» Your task: Copy out all lines with the word "поведение" in them.
-- Begin Recorded data --
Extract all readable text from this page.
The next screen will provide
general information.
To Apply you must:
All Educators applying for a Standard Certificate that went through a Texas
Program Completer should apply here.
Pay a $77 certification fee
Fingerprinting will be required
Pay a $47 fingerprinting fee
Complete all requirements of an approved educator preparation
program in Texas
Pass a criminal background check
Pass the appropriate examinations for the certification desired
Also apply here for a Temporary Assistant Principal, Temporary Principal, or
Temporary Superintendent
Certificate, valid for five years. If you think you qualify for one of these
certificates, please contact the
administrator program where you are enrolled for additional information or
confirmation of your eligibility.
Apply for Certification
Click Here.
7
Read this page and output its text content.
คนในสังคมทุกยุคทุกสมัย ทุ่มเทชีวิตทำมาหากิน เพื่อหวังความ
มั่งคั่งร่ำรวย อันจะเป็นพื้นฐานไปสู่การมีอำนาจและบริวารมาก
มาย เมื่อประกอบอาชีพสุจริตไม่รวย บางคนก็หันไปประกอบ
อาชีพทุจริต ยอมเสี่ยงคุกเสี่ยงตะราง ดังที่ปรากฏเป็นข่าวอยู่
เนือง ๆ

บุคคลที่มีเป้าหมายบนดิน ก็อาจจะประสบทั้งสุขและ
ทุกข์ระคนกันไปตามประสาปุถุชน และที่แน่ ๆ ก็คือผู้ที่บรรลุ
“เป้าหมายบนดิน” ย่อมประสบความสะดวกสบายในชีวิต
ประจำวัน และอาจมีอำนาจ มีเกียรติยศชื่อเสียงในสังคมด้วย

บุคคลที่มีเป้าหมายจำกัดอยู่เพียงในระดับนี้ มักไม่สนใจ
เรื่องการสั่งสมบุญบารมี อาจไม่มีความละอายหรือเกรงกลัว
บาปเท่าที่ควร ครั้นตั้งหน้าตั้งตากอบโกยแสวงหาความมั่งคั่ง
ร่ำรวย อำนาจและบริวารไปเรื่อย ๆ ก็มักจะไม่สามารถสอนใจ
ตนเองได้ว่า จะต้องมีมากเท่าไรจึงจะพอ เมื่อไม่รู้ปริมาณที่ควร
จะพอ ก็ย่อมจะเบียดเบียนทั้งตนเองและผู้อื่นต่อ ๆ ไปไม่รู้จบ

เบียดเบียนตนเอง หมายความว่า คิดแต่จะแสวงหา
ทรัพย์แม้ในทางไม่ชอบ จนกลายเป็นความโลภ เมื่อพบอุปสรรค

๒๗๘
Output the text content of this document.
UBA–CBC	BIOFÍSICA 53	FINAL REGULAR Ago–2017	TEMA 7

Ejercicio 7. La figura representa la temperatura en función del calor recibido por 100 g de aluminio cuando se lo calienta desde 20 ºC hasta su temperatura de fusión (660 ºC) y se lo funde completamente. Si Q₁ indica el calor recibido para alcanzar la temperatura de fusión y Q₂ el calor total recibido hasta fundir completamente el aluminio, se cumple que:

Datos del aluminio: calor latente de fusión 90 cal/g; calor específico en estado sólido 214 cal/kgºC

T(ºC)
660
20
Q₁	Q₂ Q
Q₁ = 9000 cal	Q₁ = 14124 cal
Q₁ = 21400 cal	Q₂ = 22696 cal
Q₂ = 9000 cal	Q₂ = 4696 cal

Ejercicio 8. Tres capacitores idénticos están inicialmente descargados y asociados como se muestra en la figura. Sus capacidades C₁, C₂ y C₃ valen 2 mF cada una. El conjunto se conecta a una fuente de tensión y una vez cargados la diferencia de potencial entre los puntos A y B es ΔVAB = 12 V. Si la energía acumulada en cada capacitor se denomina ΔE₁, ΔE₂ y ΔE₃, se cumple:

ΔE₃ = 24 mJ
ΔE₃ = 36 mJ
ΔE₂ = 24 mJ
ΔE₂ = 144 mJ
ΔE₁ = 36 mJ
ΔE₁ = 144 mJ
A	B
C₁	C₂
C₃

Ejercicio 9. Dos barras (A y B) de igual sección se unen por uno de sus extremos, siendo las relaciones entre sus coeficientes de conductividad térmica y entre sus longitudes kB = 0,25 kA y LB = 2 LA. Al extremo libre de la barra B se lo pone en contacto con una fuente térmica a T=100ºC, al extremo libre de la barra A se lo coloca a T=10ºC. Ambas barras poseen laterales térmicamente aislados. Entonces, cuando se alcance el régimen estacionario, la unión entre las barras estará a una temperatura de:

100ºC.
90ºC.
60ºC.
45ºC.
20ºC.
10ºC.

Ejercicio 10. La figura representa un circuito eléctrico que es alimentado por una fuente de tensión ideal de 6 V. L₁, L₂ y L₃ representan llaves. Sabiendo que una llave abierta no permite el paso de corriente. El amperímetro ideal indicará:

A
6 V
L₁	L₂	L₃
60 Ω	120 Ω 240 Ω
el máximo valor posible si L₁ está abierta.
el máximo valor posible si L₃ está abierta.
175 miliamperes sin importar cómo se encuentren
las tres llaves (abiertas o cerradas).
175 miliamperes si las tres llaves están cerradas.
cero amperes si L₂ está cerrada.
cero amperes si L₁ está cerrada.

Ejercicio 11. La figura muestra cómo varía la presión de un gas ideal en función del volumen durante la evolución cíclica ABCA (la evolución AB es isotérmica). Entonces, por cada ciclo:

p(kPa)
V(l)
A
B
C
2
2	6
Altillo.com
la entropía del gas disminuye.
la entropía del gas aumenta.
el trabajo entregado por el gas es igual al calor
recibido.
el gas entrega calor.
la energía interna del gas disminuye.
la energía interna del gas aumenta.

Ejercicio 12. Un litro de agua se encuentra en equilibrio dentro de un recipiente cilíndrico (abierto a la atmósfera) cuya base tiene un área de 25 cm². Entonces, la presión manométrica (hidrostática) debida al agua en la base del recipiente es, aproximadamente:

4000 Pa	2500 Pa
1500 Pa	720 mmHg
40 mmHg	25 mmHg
-- End Recorded data --
-- Begin Recorded data --
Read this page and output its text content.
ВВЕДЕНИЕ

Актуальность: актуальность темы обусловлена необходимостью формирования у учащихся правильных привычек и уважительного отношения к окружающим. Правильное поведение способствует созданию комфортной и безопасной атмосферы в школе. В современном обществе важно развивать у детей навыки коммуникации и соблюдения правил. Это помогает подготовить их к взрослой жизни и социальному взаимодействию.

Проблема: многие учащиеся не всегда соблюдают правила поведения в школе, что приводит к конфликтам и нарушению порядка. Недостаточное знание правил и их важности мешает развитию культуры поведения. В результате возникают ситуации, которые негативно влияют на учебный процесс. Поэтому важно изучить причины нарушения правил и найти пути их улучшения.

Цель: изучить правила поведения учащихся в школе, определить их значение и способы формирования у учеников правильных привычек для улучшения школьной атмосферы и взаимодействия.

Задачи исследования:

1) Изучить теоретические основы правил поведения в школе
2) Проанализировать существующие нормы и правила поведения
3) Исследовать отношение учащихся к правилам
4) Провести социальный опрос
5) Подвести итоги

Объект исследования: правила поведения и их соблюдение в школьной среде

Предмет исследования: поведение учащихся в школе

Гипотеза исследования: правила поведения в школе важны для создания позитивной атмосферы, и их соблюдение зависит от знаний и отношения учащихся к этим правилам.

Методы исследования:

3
-- End Recorded data --
-- Begin Recorded data --
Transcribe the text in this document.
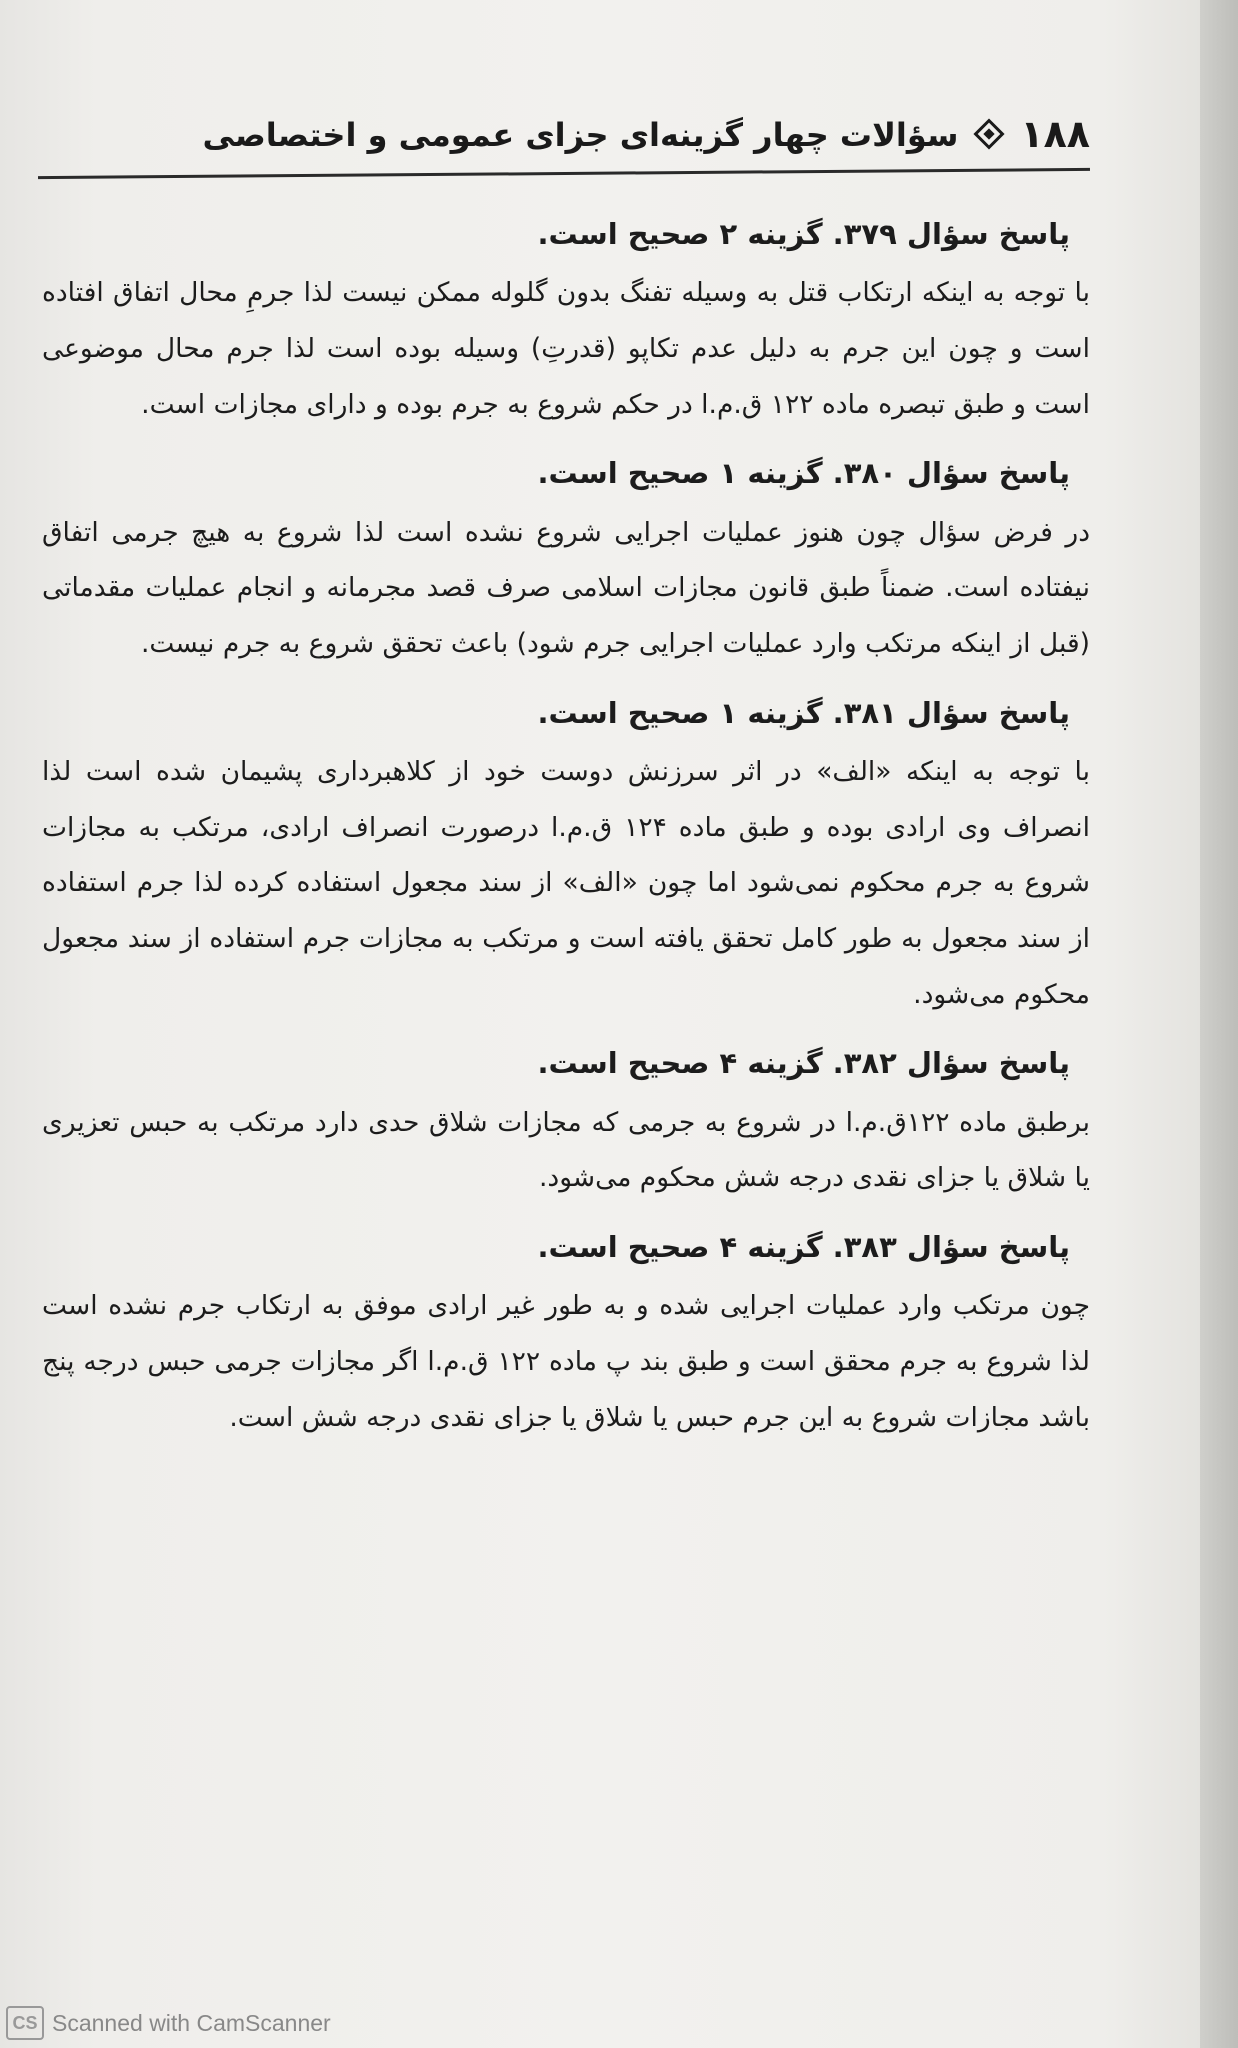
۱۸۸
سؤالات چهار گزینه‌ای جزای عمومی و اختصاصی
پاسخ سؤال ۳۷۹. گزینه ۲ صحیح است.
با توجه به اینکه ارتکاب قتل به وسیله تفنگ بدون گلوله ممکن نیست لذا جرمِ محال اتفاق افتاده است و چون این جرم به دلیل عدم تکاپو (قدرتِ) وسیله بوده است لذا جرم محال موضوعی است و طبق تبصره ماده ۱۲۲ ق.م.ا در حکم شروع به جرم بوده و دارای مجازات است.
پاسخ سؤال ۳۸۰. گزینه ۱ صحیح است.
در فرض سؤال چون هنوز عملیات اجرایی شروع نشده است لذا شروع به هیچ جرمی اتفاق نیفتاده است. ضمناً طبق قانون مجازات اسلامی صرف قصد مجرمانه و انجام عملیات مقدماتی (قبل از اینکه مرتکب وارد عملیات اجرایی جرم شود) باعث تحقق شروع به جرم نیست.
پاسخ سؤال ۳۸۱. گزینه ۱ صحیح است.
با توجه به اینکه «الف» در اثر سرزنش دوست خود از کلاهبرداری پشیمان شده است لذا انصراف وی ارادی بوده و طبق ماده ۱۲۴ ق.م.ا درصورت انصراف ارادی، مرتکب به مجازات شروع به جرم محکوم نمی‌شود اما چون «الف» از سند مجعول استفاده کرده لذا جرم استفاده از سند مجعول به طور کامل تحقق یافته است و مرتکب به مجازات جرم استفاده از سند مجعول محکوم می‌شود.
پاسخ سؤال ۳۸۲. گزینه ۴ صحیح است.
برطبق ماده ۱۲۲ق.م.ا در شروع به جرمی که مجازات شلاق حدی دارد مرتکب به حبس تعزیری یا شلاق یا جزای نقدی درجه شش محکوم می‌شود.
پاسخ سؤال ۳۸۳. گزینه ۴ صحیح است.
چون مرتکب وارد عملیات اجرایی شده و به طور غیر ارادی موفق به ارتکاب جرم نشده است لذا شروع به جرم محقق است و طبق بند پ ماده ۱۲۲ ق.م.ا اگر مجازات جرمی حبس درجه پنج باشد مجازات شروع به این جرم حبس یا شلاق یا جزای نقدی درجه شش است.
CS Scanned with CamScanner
-- End Recorded data --
» Problem solution:
Актуальность: актуальность темы обусловлена необходимостью формирования у учащихся правильных привычек и уважительного отношения к окружающим. Правильное поведение способствует созданию комфортной и безопасной атмосферы в школе. В современном обществе важно развивать у детей навыки коммуникации и соблюдения правил. Это помогает подготовить их к взрослой жизни и социальному взаимодействию.
Предмет исследования: поведение учащихся в школе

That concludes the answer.